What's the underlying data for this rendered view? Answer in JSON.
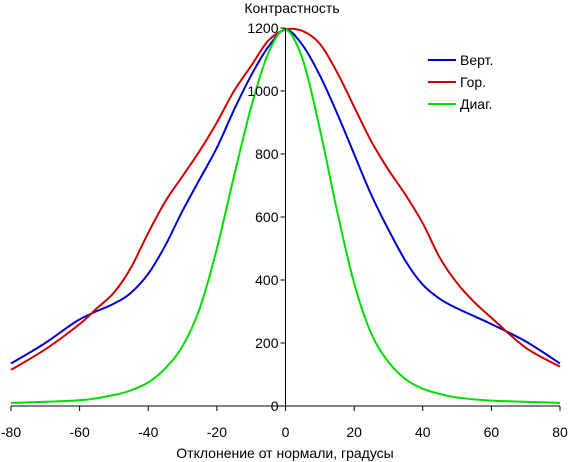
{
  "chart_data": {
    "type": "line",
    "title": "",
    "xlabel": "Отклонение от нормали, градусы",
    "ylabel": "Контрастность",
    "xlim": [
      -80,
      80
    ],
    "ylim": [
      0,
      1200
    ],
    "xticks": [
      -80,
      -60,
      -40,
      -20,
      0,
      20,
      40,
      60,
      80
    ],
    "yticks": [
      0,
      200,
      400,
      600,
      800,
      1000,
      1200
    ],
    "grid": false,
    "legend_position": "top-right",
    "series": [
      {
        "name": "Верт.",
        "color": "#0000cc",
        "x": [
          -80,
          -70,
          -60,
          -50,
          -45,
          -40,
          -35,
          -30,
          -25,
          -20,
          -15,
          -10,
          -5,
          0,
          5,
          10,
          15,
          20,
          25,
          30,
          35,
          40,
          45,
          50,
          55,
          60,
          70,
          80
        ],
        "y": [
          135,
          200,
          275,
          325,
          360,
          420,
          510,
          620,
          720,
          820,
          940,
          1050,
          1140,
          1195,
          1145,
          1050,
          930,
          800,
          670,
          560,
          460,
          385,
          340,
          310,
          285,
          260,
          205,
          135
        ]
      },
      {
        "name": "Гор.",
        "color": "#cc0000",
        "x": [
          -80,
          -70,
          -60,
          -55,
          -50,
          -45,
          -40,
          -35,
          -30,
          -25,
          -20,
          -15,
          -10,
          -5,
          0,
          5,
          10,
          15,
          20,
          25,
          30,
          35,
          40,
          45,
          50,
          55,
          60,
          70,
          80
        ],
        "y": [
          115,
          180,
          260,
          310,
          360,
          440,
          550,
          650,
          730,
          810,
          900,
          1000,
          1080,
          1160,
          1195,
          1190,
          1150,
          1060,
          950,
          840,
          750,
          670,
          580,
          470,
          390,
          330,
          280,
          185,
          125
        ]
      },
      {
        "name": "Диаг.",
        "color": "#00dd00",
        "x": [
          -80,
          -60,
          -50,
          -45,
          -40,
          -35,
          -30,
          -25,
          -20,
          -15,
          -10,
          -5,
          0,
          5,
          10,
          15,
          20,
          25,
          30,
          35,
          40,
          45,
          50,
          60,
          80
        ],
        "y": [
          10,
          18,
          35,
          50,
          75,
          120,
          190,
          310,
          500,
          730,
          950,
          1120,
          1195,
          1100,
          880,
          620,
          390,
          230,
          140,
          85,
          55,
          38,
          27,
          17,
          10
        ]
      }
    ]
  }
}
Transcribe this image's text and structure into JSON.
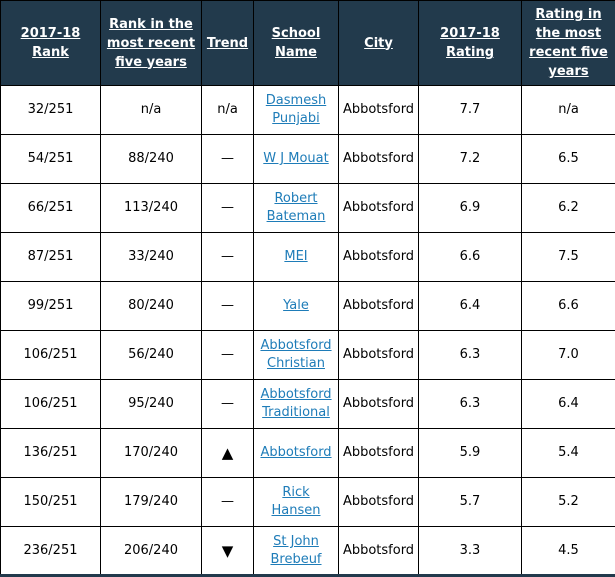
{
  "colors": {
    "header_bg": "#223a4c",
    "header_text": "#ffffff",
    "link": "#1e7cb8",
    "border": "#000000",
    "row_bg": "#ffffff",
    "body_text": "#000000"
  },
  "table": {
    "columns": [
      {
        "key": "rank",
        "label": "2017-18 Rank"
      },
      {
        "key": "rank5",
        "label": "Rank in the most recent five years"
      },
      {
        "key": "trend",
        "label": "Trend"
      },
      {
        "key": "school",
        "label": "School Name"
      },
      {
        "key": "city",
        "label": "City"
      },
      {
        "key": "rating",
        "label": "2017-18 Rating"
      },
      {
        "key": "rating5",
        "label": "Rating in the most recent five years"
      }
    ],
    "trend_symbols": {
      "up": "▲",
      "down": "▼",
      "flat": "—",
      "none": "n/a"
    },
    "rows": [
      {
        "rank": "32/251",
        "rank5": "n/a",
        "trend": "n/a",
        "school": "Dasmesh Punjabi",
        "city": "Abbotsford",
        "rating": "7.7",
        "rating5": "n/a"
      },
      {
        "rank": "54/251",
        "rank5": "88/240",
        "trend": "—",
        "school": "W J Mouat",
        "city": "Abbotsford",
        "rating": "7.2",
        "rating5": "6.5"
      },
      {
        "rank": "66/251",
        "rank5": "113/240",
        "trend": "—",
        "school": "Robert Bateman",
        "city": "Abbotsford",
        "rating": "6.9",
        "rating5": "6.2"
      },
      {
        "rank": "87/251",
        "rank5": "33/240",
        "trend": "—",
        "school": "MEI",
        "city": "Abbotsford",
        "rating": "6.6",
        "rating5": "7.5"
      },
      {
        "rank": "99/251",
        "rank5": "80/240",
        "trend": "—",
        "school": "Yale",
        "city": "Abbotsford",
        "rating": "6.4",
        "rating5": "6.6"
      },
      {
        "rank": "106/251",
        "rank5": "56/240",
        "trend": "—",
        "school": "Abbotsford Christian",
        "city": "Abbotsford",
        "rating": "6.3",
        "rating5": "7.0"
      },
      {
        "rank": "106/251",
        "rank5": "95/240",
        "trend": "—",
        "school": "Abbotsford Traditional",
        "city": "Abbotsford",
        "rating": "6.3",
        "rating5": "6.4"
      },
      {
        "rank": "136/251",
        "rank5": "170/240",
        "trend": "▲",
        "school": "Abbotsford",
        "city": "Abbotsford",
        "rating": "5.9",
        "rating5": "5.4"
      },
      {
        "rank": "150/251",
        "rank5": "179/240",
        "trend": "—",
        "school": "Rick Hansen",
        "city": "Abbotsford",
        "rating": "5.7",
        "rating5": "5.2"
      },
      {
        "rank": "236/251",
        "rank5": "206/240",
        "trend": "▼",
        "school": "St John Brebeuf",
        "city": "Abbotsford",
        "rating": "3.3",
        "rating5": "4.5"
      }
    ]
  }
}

» **WORK INSTRUCTIONS**
Tell how many lines include "JSON". The number is the whole answer.

» **THE ANSWER**
2